**Goal**
Determine the number of lines in the data that include the word "beurre", and write only that number.

--- BEGIN Given data ---

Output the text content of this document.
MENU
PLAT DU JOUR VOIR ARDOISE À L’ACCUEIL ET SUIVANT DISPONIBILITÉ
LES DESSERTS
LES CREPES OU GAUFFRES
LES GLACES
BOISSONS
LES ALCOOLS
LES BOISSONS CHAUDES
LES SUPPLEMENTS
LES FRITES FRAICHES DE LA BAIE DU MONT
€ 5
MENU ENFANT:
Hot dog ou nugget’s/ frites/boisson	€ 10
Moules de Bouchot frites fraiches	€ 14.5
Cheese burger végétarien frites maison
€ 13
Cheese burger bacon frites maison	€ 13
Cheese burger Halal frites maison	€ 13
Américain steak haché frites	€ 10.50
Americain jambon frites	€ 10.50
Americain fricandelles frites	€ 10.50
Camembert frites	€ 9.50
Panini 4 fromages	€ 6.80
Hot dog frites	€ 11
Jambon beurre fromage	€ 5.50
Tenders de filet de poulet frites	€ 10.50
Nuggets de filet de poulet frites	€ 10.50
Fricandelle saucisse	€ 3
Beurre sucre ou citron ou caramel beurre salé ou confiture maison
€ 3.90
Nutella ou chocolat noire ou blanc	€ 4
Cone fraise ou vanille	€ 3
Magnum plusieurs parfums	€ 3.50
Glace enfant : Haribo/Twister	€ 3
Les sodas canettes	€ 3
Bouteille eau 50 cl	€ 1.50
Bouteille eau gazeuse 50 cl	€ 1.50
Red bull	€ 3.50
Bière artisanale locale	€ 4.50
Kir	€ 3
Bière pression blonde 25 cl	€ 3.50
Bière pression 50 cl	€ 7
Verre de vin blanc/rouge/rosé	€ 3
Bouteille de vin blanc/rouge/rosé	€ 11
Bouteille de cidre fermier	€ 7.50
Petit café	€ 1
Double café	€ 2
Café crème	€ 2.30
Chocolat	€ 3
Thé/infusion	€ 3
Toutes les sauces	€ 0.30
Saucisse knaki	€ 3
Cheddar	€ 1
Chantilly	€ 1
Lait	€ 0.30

--- END Given data ---
--- BEGIN Given data ---

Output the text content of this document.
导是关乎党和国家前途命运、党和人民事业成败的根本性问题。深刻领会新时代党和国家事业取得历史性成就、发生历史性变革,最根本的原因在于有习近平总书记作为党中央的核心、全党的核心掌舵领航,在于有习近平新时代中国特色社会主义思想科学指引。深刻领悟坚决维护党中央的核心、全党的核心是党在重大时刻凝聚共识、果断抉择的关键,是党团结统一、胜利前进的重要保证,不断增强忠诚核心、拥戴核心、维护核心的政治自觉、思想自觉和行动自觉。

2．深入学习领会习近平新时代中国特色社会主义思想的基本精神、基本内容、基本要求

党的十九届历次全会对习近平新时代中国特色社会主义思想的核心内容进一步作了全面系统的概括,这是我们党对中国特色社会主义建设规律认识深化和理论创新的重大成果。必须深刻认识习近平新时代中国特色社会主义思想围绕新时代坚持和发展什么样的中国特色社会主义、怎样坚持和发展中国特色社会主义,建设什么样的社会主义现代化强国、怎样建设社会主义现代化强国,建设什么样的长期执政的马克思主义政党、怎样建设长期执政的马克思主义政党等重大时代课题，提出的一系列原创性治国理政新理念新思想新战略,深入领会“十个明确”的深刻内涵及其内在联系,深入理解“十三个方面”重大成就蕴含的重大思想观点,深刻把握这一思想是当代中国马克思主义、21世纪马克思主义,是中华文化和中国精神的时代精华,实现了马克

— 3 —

--- END Given data ---

**Written response**
2